-- start EXTRACTED RECORDS --

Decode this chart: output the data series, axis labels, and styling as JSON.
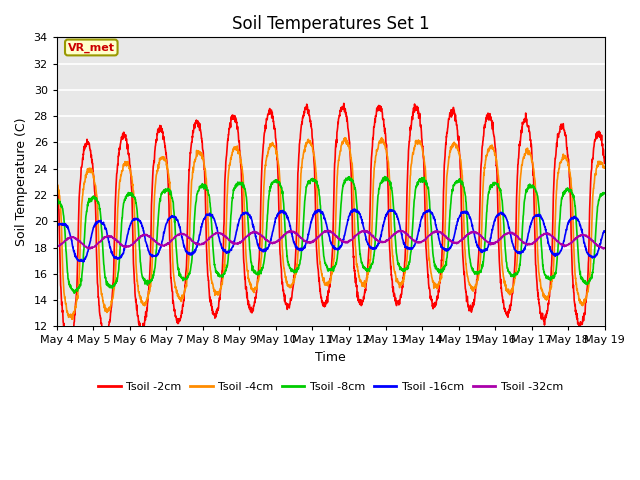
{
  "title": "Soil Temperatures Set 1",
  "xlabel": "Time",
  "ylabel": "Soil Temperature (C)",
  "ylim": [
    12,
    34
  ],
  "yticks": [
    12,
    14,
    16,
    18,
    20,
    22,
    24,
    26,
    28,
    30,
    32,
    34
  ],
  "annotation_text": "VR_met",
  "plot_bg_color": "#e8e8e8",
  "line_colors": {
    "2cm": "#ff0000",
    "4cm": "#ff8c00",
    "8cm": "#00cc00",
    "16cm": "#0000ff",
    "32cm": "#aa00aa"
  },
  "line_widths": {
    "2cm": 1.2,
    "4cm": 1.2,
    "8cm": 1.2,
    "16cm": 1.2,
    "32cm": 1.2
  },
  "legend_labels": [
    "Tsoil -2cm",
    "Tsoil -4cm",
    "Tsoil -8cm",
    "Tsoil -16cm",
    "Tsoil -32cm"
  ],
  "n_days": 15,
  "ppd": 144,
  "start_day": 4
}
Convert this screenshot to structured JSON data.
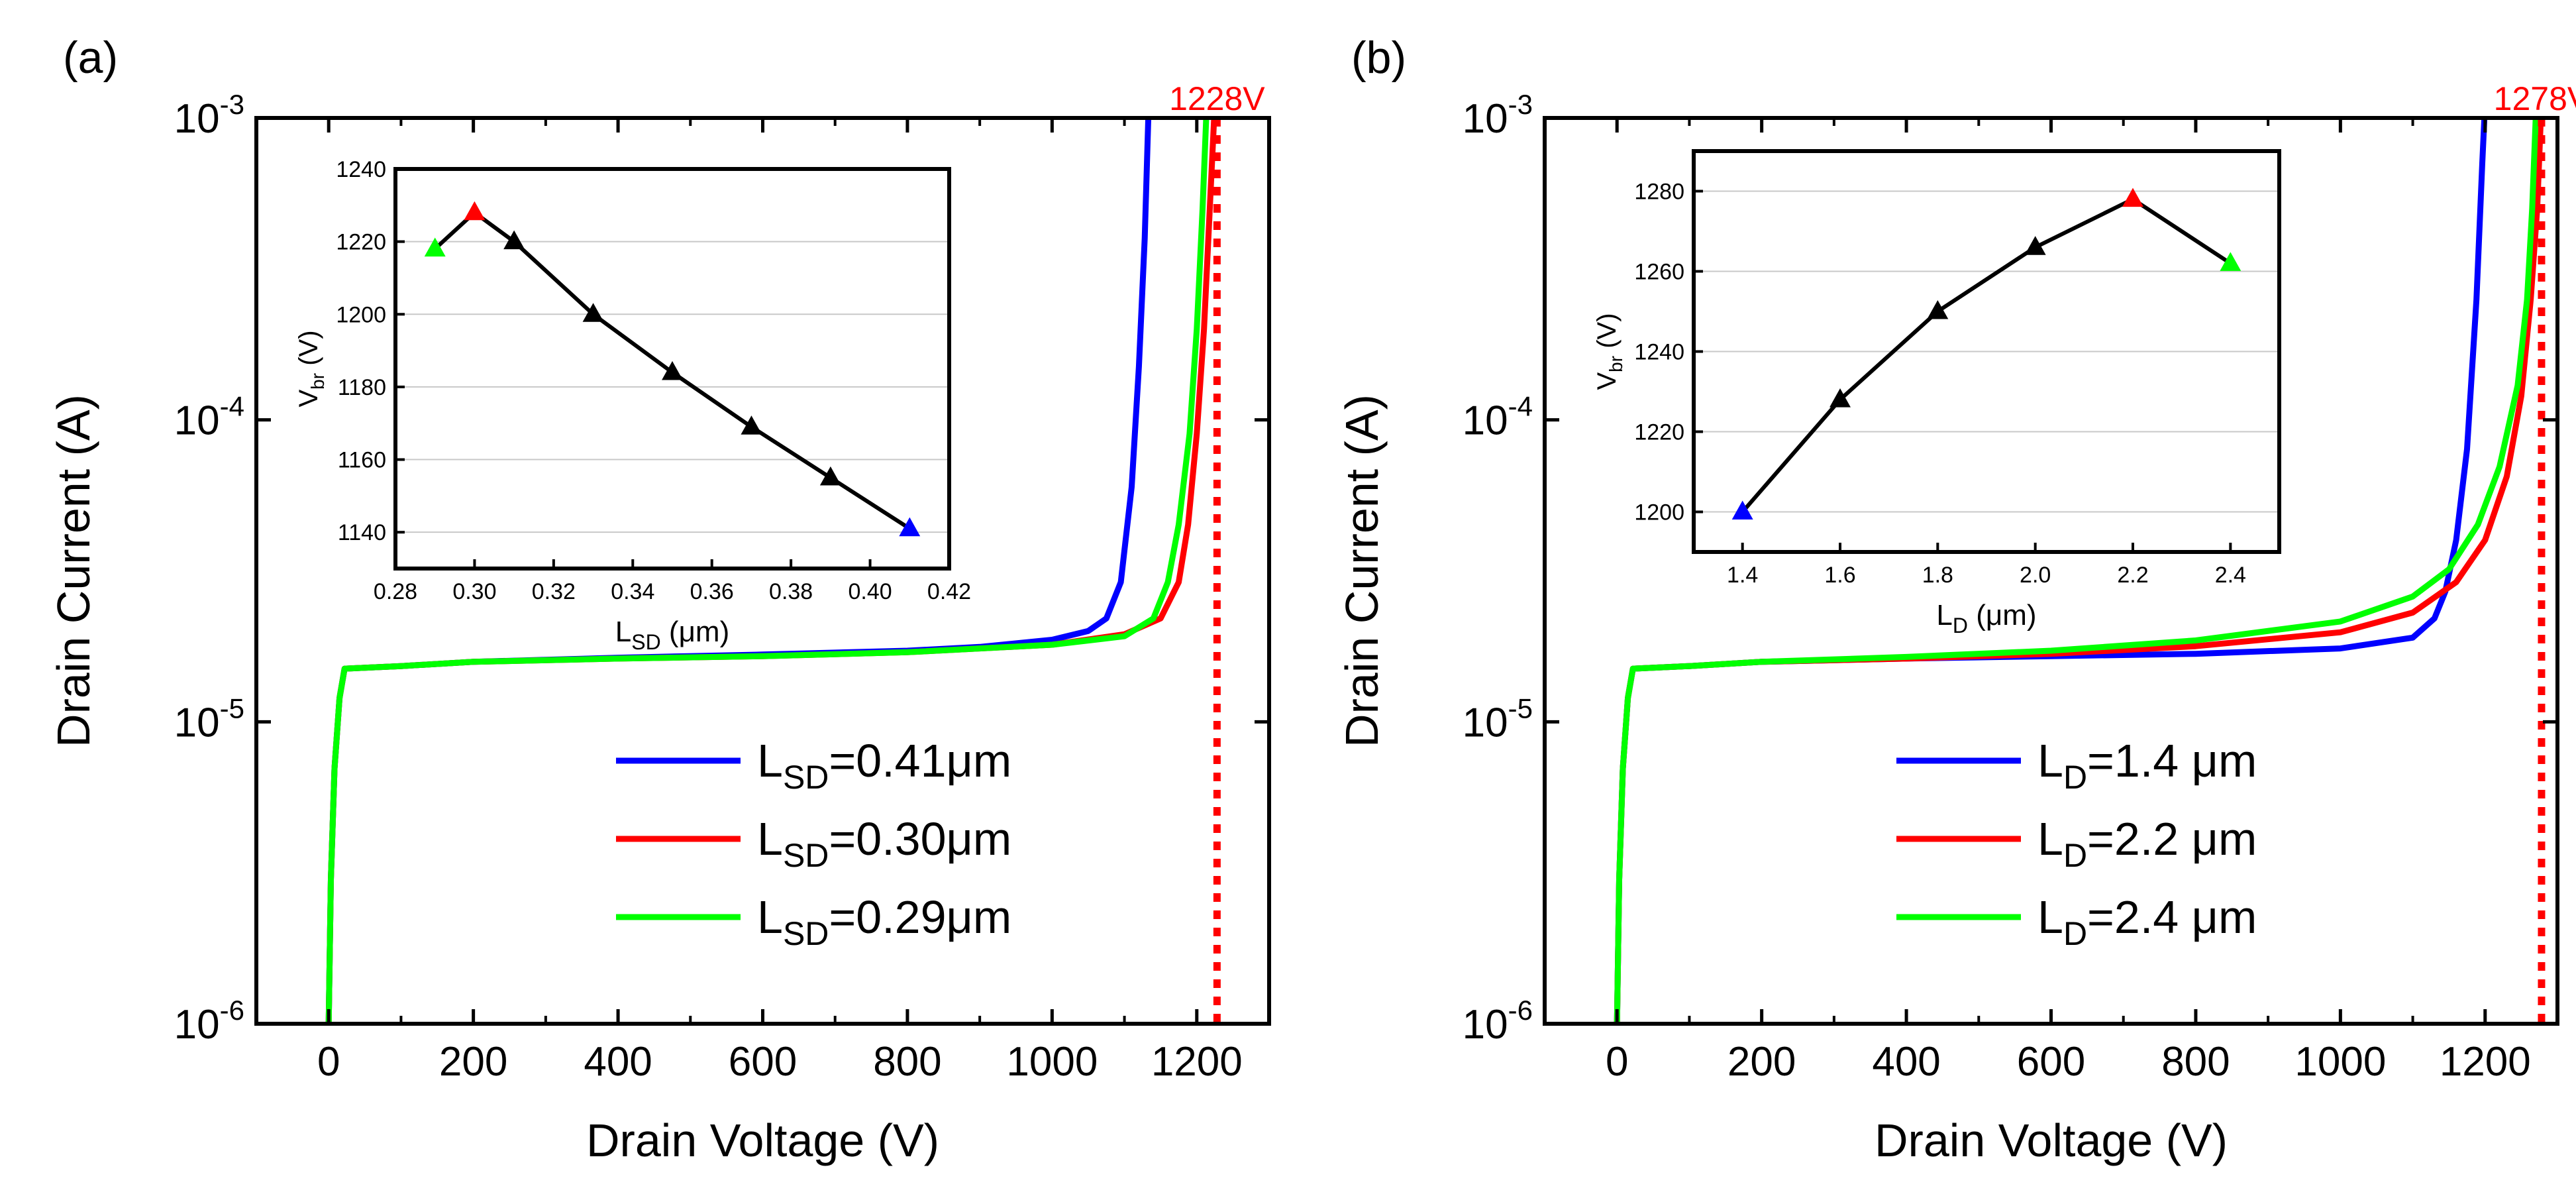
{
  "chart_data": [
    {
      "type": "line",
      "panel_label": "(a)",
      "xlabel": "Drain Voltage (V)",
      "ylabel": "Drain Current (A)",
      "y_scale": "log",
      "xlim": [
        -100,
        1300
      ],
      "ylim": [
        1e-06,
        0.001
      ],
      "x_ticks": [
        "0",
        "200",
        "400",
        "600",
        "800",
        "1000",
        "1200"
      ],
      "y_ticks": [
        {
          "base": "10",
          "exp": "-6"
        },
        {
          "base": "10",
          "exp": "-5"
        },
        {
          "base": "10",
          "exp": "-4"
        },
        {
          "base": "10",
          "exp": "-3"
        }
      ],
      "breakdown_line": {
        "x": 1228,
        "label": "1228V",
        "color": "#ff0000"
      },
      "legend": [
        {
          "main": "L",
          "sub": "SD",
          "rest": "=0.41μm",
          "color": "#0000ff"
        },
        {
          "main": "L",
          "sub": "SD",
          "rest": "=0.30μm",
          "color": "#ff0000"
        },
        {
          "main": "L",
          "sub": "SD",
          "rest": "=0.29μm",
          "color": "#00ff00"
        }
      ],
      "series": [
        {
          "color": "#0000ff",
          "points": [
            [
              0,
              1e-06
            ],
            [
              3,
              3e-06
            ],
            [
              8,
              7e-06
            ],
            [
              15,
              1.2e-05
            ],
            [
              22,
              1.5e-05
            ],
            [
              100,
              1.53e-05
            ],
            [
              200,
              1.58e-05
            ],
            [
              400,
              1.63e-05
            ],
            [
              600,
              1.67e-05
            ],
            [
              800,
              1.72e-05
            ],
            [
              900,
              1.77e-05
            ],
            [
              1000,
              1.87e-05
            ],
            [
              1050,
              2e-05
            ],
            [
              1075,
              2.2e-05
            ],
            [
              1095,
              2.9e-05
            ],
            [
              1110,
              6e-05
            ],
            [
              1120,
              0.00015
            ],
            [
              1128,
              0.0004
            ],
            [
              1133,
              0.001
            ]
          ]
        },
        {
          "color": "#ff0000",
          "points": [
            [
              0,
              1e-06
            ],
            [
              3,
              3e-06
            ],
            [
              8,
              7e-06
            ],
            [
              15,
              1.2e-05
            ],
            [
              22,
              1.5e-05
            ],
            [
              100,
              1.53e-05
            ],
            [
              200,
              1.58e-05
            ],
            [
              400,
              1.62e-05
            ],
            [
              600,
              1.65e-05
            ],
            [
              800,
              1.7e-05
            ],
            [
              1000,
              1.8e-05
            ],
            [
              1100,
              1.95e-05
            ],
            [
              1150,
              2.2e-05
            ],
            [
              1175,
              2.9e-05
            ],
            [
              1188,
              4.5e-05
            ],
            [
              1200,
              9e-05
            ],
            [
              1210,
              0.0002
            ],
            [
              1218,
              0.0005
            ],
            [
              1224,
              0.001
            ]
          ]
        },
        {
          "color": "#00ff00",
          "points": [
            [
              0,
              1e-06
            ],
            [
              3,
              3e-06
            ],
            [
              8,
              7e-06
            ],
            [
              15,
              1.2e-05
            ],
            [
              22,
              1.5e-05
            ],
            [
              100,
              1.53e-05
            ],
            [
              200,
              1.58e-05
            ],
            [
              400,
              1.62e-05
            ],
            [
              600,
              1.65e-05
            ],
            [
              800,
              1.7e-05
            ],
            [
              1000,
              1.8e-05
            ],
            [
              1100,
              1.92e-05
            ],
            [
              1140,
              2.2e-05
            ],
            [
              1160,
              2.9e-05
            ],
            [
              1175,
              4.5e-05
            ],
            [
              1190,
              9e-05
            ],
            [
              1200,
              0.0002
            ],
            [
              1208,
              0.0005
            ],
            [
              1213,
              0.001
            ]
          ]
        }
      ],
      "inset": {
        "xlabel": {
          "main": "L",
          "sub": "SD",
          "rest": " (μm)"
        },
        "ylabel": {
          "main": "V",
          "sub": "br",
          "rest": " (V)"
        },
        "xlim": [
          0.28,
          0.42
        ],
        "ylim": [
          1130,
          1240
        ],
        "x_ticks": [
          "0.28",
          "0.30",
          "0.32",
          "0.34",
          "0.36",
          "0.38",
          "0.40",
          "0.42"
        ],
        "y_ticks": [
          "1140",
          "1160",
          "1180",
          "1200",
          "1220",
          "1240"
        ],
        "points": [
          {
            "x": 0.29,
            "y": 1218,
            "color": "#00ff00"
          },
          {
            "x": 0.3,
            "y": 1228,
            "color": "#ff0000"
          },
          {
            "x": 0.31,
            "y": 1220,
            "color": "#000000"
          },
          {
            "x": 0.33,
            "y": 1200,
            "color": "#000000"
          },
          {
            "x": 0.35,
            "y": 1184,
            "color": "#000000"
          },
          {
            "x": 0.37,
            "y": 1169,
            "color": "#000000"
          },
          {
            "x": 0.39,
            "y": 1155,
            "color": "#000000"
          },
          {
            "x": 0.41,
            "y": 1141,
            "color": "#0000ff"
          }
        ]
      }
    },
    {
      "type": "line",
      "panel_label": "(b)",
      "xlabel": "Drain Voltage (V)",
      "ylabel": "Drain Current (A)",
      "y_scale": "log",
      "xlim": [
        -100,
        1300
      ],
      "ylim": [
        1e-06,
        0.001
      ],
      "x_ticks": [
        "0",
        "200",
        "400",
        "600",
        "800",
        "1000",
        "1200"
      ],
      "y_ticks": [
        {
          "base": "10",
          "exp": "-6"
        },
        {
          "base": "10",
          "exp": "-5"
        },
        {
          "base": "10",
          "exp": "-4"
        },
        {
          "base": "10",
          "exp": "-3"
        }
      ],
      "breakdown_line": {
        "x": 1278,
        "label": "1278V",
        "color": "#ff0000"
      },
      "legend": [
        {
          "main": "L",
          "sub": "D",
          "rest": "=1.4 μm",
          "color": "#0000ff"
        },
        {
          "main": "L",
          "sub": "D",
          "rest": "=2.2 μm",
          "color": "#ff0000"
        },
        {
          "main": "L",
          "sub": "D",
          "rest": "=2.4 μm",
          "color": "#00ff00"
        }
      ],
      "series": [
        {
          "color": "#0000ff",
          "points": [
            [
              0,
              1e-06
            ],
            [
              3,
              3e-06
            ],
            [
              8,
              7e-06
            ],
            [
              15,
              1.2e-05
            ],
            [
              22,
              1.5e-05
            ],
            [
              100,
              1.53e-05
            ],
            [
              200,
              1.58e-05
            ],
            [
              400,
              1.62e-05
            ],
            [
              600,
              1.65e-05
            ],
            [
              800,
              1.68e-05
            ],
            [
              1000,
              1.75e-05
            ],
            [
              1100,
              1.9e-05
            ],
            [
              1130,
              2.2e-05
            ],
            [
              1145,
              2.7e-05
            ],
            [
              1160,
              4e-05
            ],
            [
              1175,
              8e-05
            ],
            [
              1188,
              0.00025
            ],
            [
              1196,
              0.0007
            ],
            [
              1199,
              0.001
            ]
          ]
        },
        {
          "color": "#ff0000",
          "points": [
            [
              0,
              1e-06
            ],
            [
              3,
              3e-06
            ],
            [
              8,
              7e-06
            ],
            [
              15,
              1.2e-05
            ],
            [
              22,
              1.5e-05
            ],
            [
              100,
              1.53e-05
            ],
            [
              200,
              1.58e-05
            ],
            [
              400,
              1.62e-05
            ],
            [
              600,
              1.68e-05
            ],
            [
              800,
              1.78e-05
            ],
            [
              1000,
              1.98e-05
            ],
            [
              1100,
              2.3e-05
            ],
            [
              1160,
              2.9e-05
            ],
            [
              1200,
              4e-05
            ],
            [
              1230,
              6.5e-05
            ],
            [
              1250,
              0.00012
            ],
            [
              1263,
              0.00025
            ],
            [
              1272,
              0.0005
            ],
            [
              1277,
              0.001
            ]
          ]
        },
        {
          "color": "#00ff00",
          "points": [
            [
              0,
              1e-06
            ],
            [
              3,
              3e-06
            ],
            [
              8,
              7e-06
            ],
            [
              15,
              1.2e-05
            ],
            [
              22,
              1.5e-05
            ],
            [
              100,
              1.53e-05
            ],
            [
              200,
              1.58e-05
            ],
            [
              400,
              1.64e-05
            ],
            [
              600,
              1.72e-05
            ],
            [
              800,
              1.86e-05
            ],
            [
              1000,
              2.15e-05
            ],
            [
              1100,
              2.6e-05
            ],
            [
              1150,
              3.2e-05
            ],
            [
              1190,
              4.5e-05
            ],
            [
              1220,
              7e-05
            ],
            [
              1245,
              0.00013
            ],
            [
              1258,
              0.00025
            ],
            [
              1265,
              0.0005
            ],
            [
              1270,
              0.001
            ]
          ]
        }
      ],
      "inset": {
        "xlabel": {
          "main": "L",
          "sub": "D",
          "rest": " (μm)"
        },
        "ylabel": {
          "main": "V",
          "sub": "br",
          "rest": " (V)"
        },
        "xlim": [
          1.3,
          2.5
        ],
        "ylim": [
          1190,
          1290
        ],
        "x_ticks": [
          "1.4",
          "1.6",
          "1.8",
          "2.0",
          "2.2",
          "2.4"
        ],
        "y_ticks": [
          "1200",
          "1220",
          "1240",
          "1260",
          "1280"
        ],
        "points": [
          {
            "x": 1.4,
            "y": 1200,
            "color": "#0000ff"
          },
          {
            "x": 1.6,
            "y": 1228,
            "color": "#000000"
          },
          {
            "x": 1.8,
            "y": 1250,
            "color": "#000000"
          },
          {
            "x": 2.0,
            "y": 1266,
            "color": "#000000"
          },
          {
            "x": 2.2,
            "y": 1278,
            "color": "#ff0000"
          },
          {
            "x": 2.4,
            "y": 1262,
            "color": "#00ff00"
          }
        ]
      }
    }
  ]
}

-- end EXTRACTED RECORDS --

• _WHAT YOU NEED TO DO_: Identify each line containing the string "rest" and copy it out.

• _CORRECT OUTPUT_:
          "rest": "=0.41μm",
          "rest": "=0.30μm",
          "rest": "=0.29μm",
          "rest": " (μm)"
          "rest": " (V)"
          "rest": "=1.4 μm",
          "rest": "=2.2 μm",
          "rest": "=2.4 μm",
          "rest": " (μm)"
          "rest": " (V)"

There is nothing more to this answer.